=== Task prompt ===
Write out the material exactly. Do not include the pictures.

[BEGIN Source data]

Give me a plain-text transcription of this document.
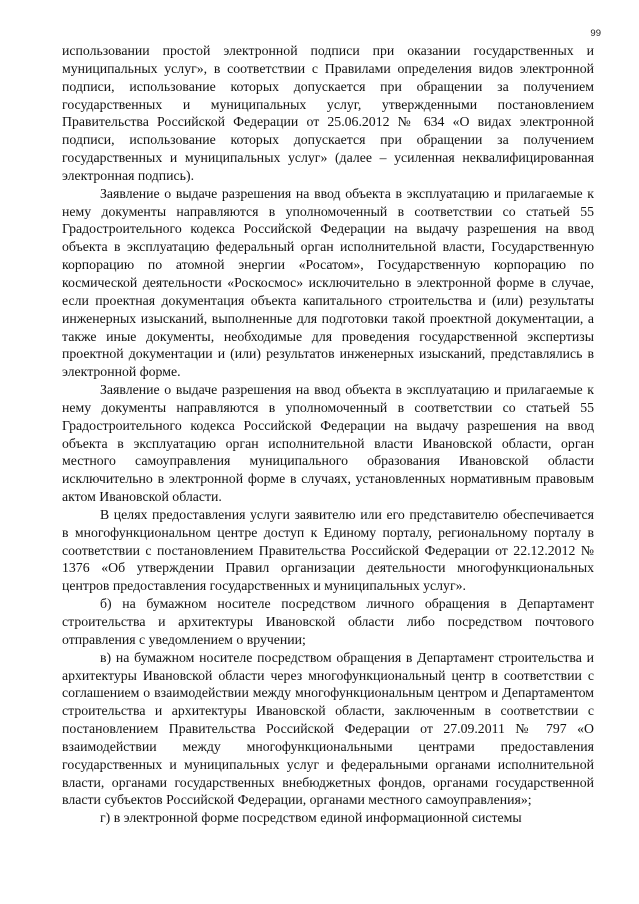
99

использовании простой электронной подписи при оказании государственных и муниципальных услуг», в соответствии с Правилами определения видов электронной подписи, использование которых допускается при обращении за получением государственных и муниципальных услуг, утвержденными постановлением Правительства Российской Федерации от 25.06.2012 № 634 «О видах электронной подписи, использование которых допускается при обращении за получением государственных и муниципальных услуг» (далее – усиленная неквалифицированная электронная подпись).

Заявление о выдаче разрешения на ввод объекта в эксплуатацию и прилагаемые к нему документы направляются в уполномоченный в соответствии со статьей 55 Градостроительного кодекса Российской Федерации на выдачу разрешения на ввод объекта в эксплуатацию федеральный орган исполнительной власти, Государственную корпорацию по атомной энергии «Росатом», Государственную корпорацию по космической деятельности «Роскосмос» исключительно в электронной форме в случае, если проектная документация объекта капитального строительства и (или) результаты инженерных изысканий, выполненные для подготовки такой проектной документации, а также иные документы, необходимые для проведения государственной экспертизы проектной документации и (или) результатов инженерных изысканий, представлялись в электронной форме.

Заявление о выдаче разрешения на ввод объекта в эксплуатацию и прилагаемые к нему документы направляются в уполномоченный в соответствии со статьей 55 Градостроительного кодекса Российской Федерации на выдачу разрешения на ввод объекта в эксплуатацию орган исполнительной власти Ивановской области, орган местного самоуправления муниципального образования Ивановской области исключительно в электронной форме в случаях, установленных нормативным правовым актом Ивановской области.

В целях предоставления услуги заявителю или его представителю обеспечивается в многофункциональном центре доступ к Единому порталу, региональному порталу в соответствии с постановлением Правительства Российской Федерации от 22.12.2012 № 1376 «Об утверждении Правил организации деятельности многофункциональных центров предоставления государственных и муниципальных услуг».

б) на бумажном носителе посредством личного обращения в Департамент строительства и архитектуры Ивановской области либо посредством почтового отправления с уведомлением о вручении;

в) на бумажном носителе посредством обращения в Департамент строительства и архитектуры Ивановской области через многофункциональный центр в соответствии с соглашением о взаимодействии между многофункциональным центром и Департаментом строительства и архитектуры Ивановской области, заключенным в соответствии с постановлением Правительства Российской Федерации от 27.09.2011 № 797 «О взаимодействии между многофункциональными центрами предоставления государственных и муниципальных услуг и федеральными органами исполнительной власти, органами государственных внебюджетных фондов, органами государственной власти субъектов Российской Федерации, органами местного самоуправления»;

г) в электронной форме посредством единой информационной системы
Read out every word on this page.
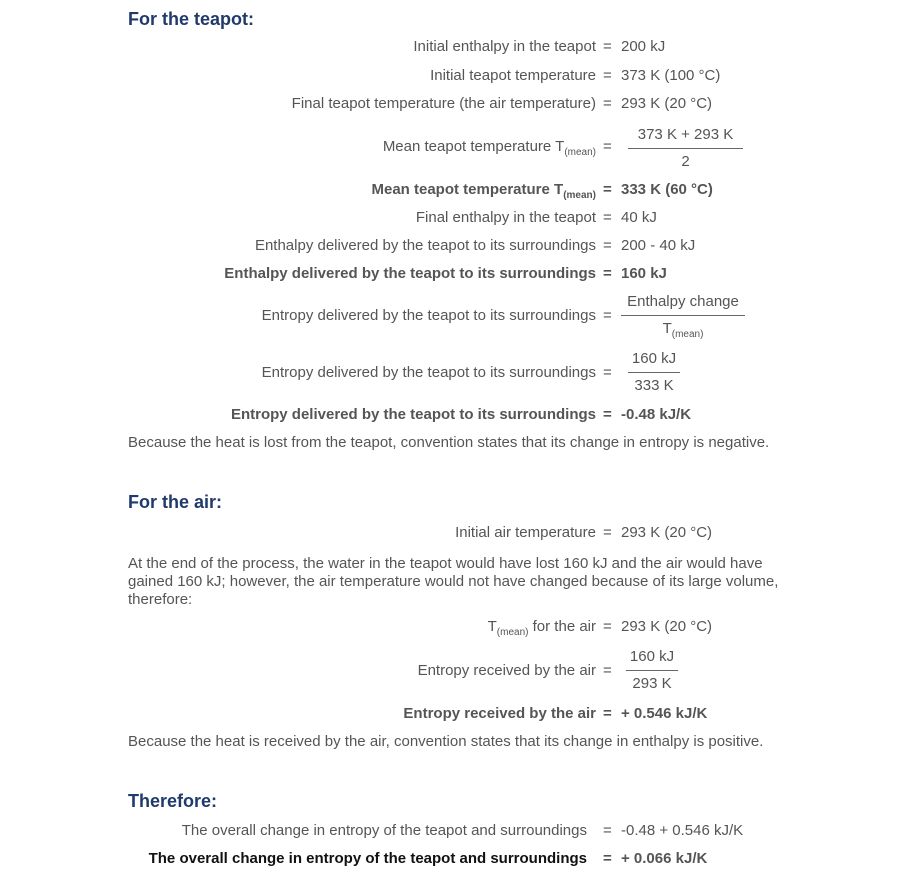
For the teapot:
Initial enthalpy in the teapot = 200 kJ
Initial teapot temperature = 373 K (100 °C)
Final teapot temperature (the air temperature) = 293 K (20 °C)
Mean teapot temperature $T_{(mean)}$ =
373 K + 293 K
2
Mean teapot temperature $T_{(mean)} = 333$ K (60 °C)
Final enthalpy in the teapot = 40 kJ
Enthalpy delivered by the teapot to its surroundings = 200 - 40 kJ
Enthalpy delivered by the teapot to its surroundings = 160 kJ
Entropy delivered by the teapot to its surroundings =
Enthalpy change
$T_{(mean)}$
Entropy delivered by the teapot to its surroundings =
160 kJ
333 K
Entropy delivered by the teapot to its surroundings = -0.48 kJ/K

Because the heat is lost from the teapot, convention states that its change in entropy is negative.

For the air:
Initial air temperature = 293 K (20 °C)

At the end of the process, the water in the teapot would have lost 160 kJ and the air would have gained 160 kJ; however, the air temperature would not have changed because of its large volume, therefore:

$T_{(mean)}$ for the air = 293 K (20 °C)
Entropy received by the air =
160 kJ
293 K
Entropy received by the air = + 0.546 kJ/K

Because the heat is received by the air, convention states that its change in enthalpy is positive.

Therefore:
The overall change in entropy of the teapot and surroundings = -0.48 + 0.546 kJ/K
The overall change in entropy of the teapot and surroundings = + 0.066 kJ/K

[END Source data]

=== Exercise answer ===
Give me a plain-text transcription of this document.
99

использовании простой электронной подписи при оказании государственных и муниципальных услуг», в соответствии с Правилами определения видов электронной подписи, использование которых допускается при обращении за получением государственных и муниципальных услуг, утвержденными постановлением Правительства Российской Федерации от 25.06.2012 № 634 «О видах электронной подписи, использование которых допускается при обращении за получением государственных и муниципальных услуг» (далее – усиленная неквалифицированная электронная подпись).

Заявление о выдаче разрешения на ввод объекта в эксплуатацию и прилагаемые к нему документы направляются в уполномоченный в соответствии со статьей 55 Градостроительного кодекса Российской Федерации на выдачу разрешения на ввод объекта в эксплуатацию федеральный орган исполнительной власти, Государственную корпорацию по атомной энергии «Росатом», Государственную корпорацию по космической деятельности «Роскосмос» исключительно в электронной форме в случае, если проектная документация объекта капитального строительства и (или) результаты инженерных изысканий, выполненные для подготовки такой проектной документации, а также иные документы, необходимые для проведения государственной экспертизы проектной документации и (или) результатов инженерных изысканий, представлялись в электронной форме.

Заявление о выдаче разрешения на ввод объекта в эксплуатацию и прилагаемые к нему документы направляются в уполномоченный в соответствии со статьей 55 Градостроительного кодекса Российской Федерации на выдачу разрешения на ввод объекта в эксплуатацию орган исполнительной власти Ивановской области, орган местного самоуправления муниципального образования Ивановской области исключительно в электронной форме в случаях, установленных нормативным правовым актом Ивановской области.

В целях предоставления услуги заявителю или его представителю обеспечивается в многофункциональном центре доступ к Единому порталу, региональному порталу в соответствии с постановлением Правительства Российской Федерации от 22.12.2012 № 1376 «Об утверждении Правил организации деятельности многофункциональных центров предоставления государственных и муниципальных услуг».

б) на бумажном носителе посредством личного обращения в Департамент строительства и архитектуры Ивановской области либо посредством почтового отправления с уведомлением о вручении;

в) на бумажном носителе посредством обращения в Департамент строительства и архитектуры Ивановской области через многофункциональный центр в соответствии с соглашением о взаимодействии между многофункциональным центром и Департаментом строительства и архитектуры Ивановской области, заключенным в соответствии с постановлением Правительства Российской Федерации от 27.09.2011 № 797 «О взаимодействии между многофункциональными центрами предоставления государственных и муниципальных услуг и федеральными органами исполнительной власти, органами государственных внебюджетных фондов, органами государственной власти субъектов Российской Федерации, органами местного самоуправления»;

г) в электронной форме посредством единой информационной системы
Read out every word on this page.
For the teapot:
Initial enthalpy in the teapot = 200 kJ
Initial teapot temperature = 373 K (100 °C)
Final teapot temperature (the air temperature) = 293 K (20 °C)
Mean teapot temperature $T_{(mean)}$ =
373 K + 293 K
2
Mean teapot temperature $T_{(mean)} = 333$ K (60 °C)
Final enthalpy in the teapot = 40 kJ
Enthalpy delivered by the teapot to its surroundings = 200 - 40 kJ
Enthalpy delivered by the teapot to its surroundings = 160 kJ
Entropy delivered by the teapot to its surroundings =
Enthalpy change
$T_{(mean)}$
Entropy delivered by the teapot to its surroundings =
160 kJ
333 K
Entropy delivered by the teapot to its surroundings = -0.48 kJ/K

Because the heat is lost from the teapot, convention states that its change in entropy is negative.

For the air:
Initial air temperature = 293 K (20 °C)

At the end of the process, the water in the teapot would have lost 160 kJ and the air would have gained 160 kJ; however, the air temperature would not have changed because of its large volume, therefore:

$T_{(mean)}$ for the air = 293 K (20 °C)
Entropy received by the air =
160 kJ
293 K
Entropy received by the air = + 0.546 kJ/K

Because the heat is received by the air, convention states that its change in enthalpy is positive.

Therefore:
The overall change in entropy of the teapot and surroundings = -0.48 + 0.546 kJ/K
The overall change in entropy of the teapot and surroundings = + 0.066 kJ/K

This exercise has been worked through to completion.